-- Exercise brief --
Where a line below holds the string "School", that line goes into the answer.

***** Information *****

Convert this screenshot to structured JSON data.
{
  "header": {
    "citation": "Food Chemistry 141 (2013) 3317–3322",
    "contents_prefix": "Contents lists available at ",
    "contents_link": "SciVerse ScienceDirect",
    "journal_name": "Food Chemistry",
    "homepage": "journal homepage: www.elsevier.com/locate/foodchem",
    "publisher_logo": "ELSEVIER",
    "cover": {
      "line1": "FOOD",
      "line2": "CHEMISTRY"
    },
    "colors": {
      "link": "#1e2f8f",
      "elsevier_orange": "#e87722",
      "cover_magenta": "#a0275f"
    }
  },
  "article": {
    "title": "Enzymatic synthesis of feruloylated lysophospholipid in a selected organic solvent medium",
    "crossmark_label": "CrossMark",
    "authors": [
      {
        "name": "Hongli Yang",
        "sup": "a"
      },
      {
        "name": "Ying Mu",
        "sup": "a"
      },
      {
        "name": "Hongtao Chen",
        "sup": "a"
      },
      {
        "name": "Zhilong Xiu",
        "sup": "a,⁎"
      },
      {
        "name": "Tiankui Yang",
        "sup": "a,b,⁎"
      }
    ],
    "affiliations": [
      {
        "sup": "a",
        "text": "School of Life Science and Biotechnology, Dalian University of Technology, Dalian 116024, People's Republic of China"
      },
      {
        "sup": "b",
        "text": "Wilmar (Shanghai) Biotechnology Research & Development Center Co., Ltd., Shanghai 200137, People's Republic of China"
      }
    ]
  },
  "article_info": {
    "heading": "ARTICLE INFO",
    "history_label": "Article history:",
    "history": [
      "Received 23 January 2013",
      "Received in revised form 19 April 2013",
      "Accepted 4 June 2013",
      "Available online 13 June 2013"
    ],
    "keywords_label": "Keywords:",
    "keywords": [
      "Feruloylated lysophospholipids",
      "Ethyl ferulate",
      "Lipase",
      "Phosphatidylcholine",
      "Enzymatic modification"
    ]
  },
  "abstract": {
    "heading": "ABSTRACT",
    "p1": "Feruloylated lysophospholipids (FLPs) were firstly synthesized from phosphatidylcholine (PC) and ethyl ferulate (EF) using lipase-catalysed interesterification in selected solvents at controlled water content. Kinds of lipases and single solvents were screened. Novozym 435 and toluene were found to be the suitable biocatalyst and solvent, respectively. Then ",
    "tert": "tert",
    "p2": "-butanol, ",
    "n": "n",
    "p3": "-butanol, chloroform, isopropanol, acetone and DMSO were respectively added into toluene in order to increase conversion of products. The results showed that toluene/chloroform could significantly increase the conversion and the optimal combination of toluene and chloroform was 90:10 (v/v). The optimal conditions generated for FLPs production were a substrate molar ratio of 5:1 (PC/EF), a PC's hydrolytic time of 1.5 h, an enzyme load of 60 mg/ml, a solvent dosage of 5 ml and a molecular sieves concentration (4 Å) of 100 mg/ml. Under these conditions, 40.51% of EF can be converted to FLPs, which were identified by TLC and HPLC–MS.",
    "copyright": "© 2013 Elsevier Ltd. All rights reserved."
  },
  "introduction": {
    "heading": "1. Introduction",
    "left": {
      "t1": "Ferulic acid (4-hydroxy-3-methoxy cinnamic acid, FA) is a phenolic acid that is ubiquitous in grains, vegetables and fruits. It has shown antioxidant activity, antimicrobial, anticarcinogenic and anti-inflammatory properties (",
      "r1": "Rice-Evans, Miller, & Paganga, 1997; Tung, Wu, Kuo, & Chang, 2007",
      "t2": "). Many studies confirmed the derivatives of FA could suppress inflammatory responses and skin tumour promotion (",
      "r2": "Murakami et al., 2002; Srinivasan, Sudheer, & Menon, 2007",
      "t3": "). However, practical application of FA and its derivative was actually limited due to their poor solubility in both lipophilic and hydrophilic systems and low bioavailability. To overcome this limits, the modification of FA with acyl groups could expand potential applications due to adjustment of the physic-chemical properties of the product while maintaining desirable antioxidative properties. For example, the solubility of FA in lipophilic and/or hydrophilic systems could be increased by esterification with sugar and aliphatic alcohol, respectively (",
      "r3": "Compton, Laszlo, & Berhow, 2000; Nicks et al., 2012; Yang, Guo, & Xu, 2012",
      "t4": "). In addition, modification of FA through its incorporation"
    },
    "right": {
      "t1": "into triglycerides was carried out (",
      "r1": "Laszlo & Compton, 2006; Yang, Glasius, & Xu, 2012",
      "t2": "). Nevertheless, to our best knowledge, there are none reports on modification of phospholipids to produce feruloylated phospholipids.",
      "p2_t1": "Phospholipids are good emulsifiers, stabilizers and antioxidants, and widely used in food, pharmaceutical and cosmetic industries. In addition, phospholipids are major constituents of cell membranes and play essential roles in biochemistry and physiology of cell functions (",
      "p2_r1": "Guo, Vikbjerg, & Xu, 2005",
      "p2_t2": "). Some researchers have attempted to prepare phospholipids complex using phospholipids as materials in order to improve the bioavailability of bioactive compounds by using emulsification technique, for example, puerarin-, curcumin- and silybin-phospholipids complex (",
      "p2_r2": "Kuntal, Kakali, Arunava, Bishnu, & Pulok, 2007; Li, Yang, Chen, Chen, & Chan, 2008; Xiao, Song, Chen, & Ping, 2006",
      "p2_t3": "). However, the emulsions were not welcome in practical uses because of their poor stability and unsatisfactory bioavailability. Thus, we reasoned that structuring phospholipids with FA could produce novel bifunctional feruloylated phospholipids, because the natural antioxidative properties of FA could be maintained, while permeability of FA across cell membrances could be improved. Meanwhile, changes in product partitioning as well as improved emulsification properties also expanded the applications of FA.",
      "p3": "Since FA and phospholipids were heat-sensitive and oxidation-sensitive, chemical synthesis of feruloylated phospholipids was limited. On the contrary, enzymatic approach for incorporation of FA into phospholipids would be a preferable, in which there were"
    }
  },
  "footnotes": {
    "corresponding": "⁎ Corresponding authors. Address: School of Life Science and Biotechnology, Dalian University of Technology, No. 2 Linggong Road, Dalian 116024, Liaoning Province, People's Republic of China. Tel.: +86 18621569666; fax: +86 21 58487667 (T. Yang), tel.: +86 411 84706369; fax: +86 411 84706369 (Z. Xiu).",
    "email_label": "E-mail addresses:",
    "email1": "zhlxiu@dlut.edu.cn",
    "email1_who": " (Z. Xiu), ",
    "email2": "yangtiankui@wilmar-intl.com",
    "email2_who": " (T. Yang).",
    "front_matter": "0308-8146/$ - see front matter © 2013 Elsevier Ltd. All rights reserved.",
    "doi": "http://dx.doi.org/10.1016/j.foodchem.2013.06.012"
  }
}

*****

-- Written answer --
        "text": "School of Life Science and Biotechnology, Dalian University of Technology, Dalian 116024, People's Republic of China"
    "corresponding": "⁎ Corresponding authors. Address: School of Life Science and Biotechnology, Dalian University of Technology, No. 2 Linggong Road, Dalian 116024, Liaoning Province, People's Republic of China. Tel.: +86 18621569666; fax: +86 21 58487667 (T. Yang), tel.: +86 411 84706369; fax: +86 411 84706369 (Z. Xiu).",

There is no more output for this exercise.